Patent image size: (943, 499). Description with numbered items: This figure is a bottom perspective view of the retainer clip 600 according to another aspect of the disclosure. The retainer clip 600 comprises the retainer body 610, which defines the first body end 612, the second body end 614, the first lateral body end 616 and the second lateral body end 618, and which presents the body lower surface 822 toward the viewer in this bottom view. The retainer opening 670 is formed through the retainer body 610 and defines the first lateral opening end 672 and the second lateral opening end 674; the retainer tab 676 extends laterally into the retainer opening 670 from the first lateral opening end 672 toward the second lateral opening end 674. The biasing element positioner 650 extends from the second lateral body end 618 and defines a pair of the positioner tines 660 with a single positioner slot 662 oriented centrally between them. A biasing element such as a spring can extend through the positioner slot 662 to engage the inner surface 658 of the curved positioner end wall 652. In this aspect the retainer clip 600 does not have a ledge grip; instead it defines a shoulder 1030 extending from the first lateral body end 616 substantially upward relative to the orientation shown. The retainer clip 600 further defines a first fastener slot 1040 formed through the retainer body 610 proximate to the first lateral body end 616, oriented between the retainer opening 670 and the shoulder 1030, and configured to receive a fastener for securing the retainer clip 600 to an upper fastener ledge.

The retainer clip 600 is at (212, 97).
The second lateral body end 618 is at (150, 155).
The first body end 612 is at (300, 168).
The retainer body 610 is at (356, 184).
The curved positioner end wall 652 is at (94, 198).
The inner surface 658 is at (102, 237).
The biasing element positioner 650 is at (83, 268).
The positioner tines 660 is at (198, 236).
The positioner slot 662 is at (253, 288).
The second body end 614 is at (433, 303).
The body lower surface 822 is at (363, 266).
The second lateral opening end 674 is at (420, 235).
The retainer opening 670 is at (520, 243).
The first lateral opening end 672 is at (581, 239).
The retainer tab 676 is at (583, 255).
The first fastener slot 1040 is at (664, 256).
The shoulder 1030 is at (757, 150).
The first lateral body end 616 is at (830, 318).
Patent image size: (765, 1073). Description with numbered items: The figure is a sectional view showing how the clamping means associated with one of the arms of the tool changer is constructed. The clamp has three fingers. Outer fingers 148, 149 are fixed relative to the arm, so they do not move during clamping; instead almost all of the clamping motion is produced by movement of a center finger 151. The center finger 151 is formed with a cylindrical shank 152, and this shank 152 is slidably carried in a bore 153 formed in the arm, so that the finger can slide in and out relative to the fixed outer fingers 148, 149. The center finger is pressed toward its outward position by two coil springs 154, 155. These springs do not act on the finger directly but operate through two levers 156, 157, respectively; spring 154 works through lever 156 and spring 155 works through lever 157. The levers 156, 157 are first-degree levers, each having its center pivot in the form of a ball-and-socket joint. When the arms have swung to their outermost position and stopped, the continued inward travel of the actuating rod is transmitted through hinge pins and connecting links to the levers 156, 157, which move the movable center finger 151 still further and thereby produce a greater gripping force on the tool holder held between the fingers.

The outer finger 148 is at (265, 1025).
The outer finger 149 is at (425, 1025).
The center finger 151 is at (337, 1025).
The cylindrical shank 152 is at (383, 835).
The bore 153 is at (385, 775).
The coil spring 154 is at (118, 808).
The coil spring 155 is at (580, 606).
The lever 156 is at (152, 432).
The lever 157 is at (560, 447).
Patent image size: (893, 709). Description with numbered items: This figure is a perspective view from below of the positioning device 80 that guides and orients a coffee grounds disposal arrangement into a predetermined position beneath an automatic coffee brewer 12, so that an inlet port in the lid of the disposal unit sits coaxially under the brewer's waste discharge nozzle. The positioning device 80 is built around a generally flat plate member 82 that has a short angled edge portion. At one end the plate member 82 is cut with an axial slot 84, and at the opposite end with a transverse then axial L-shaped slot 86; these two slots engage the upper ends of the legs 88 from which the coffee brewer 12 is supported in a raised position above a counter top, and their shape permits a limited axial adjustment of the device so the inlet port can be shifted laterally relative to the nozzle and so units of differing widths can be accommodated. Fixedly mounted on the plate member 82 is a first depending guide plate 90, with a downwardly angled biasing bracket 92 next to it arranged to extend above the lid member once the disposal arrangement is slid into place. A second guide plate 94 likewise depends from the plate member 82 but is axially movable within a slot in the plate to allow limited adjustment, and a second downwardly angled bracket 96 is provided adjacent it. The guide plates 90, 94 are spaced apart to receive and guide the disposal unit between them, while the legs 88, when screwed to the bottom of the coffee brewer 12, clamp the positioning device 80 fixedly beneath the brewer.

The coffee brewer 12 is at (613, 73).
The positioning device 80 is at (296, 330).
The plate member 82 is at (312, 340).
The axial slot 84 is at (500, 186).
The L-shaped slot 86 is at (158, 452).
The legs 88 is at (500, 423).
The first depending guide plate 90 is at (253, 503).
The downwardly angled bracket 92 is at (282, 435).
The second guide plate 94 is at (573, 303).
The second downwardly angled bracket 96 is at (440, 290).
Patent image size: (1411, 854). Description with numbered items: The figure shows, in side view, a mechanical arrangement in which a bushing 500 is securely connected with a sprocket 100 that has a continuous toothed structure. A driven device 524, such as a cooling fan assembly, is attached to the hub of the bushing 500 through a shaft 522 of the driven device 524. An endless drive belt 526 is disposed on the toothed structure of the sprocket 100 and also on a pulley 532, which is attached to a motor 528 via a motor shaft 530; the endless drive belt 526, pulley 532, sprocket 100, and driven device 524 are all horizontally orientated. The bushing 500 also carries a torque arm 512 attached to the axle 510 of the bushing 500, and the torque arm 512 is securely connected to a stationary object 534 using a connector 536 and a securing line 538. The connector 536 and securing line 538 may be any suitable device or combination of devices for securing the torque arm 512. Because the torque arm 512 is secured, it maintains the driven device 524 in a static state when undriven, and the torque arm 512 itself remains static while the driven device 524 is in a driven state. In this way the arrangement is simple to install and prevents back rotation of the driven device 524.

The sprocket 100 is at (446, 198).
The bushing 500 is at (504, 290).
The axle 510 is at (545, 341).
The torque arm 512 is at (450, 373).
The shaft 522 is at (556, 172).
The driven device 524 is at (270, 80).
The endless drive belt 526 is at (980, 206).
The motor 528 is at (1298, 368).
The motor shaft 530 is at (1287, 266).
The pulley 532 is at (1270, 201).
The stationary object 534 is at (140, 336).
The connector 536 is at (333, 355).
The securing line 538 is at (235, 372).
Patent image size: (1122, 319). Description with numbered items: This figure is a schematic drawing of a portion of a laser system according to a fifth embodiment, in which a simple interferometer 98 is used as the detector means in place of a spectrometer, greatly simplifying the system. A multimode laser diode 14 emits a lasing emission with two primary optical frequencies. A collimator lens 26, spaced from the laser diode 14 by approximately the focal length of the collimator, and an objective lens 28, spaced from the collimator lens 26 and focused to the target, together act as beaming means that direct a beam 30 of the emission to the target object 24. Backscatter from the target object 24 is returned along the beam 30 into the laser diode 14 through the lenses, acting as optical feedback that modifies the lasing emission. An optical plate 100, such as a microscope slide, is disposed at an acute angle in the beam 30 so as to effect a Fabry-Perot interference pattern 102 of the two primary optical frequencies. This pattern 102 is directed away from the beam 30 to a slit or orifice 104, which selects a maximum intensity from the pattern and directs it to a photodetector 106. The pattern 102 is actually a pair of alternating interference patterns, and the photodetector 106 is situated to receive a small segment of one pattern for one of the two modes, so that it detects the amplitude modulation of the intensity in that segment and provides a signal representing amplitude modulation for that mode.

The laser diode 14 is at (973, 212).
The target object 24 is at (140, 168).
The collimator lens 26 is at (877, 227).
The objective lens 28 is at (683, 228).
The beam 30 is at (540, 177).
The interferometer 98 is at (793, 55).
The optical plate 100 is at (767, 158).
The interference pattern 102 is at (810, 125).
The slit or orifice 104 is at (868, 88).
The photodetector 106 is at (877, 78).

........

Problem details
Gather every line from the data above that contains the word "cylindrical", copying each one in full.

Response to the exercise
Patent image size: (765, 1073). Description with numbered items: The figure is a sectional view showing how the clamping means associated with one of the arms of the tool changer is constructed. The clamp has three fingers. Outer fingers 148, 149 are fixed relative to the arm, so they do not move during clamping; instead almost all of the clamping motion is produced by movement of a center finger 151. The center finger 151 is formed with a cylindrical shank 152, and this shank 152 is slidably carried in a bore 153 formed in the arm, so that the finger can slide in and out relative to the fixed outer fingers 148, 149. The center finger is pressed toward its outward position by two coil springs 154, 155. These springs do not act on the finger directly but operate through two levers 156, 157, respectively; spring 154 works through lever 156 and spring 155 works through lever 157. The levers 156, 157 are first-degree levers, each having its center pivot in the form of a ball-and-socket joint. When the arms have swung to their outermost position and stopped, the continued inward travel of the actuating rod is transmitted through hinge pins and connecting links to the levers 156, 157, which move the movable center finger 151 still further and thereby produce a greater gripping force on the tool holder held between the fingers.
The cylindrical shank 152 is at (383, 835).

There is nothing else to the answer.